:: Exercise aim ::
Among the lines below, list those containing the string "prompt".

(Extracted data entries)

▬▬▬

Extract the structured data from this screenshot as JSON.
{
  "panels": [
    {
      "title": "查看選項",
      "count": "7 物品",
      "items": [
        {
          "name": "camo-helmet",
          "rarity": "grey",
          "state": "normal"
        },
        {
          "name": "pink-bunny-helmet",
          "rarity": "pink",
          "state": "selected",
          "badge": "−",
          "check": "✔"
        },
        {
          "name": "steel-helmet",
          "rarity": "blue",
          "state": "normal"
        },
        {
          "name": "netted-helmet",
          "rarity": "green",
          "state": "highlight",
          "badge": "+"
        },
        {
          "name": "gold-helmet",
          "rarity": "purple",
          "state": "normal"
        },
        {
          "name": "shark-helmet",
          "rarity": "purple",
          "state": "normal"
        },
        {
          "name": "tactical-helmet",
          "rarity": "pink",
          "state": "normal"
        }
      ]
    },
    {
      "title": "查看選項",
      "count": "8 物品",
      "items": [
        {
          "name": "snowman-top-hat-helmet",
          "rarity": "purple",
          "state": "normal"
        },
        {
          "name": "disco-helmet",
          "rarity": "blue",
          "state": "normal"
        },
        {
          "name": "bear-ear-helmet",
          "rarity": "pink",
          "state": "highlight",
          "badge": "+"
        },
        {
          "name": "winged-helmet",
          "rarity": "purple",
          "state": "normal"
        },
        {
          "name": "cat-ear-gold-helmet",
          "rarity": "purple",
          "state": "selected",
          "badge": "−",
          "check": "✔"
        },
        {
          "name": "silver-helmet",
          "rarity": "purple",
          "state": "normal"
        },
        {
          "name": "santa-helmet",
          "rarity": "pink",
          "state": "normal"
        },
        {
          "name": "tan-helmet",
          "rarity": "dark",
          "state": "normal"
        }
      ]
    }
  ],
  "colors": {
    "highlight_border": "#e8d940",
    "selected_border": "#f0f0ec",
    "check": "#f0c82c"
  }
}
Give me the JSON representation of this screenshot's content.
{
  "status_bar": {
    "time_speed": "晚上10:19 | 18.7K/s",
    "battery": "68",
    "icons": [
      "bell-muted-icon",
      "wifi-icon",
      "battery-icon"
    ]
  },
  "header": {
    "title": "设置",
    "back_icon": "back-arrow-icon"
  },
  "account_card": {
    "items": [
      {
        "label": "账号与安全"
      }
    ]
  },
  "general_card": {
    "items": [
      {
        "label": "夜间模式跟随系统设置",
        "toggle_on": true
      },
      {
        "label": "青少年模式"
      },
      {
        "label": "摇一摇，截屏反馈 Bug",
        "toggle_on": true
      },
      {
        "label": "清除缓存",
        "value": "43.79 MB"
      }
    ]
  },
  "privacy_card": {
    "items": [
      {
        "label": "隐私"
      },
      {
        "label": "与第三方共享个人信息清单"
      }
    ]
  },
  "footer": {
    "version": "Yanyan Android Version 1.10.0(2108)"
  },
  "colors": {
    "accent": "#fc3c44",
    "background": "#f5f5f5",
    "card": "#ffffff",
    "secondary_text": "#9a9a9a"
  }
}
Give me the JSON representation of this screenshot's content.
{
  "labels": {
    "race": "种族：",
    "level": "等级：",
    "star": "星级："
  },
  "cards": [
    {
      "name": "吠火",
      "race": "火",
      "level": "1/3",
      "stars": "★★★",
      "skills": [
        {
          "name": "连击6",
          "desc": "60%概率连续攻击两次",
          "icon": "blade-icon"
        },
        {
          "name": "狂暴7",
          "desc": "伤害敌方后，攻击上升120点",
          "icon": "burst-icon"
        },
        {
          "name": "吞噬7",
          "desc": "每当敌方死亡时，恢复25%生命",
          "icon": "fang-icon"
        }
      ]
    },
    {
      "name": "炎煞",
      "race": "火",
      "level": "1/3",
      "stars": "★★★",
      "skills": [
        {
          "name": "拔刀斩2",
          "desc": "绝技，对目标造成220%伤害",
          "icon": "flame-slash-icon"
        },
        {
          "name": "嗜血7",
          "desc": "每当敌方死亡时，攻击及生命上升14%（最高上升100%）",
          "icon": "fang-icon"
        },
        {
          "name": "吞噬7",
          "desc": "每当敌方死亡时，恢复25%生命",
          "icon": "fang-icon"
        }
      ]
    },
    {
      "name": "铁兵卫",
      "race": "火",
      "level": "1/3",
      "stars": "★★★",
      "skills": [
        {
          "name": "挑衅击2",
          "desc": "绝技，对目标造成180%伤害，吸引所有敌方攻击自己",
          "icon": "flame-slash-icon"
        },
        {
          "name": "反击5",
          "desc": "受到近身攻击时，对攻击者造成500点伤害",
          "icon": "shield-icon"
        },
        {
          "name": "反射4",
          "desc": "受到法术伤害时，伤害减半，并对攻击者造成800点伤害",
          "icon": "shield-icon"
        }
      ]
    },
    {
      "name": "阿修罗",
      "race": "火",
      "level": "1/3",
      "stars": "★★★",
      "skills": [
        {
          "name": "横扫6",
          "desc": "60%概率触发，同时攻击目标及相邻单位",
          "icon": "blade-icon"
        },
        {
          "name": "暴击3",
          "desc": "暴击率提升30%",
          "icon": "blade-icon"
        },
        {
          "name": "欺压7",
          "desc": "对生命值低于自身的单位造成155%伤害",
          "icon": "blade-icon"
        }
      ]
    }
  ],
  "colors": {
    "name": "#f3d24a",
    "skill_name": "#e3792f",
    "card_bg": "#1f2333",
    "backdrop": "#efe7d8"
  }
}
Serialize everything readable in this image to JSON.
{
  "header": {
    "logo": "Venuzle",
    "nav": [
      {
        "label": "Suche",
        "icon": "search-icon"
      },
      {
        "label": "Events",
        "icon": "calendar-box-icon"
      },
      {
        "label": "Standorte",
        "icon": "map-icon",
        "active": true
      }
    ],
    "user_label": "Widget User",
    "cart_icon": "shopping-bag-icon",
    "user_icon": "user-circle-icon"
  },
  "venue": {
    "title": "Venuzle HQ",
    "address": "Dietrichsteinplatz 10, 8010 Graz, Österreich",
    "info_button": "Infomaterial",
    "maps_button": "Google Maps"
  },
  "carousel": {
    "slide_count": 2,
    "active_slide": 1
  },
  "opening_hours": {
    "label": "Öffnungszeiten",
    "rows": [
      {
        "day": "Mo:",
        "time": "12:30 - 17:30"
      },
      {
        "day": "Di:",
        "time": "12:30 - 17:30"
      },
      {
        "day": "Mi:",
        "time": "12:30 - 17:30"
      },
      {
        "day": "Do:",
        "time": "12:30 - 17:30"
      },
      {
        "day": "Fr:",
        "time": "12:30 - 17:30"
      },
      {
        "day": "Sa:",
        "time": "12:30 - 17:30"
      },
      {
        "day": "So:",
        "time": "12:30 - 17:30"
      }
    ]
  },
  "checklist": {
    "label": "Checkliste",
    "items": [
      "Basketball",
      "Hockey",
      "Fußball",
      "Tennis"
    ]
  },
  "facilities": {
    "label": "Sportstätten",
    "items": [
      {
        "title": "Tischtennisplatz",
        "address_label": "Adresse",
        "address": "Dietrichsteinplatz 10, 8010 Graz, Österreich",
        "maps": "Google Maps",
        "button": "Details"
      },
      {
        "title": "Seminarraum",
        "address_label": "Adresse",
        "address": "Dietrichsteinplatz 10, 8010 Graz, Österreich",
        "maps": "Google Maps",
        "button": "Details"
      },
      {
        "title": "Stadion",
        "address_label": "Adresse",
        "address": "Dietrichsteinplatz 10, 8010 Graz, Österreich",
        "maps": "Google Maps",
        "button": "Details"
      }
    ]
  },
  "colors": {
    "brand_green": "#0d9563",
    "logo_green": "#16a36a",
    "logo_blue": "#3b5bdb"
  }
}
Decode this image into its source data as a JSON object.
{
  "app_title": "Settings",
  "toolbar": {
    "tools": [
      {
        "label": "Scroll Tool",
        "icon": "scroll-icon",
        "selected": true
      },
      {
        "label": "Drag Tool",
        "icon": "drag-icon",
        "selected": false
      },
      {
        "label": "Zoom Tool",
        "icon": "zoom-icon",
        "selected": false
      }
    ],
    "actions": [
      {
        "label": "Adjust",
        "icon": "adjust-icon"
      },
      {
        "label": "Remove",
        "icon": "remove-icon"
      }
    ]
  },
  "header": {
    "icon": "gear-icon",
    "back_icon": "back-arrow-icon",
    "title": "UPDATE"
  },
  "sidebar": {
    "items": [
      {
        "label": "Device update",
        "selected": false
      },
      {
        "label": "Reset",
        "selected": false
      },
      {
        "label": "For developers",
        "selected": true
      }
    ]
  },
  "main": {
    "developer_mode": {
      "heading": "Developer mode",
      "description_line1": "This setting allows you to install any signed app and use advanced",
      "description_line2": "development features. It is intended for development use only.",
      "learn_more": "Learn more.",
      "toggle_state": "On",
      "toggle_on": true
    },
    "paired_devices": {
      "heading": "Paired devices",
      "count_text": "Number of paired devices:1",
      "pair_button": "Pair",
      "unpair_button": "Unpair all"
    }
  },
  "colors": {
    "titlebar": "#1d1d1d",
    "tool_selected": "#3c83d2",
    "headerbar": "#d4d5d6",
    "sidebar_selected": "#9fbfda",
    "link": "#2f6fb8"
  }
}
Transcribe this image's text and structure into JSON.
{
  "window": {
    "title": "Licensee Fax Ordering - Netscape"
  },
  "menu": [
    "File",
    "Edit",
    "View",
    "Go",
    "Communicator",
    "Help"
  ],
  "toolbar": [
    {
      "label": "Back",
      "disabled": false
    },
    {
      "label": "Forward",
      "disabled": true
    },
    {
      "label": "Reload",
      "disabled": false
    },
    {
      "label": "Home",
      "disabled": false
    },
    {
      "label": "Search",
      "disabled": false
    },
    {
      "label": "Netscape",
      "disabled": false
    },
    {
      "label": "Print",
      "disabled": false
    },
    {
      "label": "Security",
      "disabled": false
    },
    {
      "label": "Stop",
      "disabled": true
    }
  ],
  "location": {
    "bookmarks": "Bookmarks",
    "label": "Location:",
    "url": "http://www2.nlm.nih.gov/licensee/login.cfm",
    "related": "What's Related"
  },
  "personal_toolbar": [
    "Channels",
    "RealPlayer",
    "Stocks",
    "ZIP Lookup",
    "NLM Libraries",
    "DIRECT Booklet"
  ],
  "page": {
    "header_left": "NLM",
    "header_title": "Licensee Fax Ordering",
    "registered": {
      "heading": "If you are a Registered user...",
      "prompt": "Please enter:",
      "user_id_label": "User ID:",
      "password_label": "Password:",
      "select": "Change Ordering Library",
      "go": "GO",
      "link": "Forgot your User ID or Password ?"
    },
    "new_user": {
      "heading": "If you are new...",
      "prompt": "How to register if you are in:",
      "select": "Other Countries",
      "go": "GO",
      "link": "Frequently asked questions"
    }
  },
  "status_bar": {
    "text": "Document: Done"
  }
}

▬▬▬

:: Written answer ::
      "prompt": "Please enter:",
      "prompt": "How to register if you are in:",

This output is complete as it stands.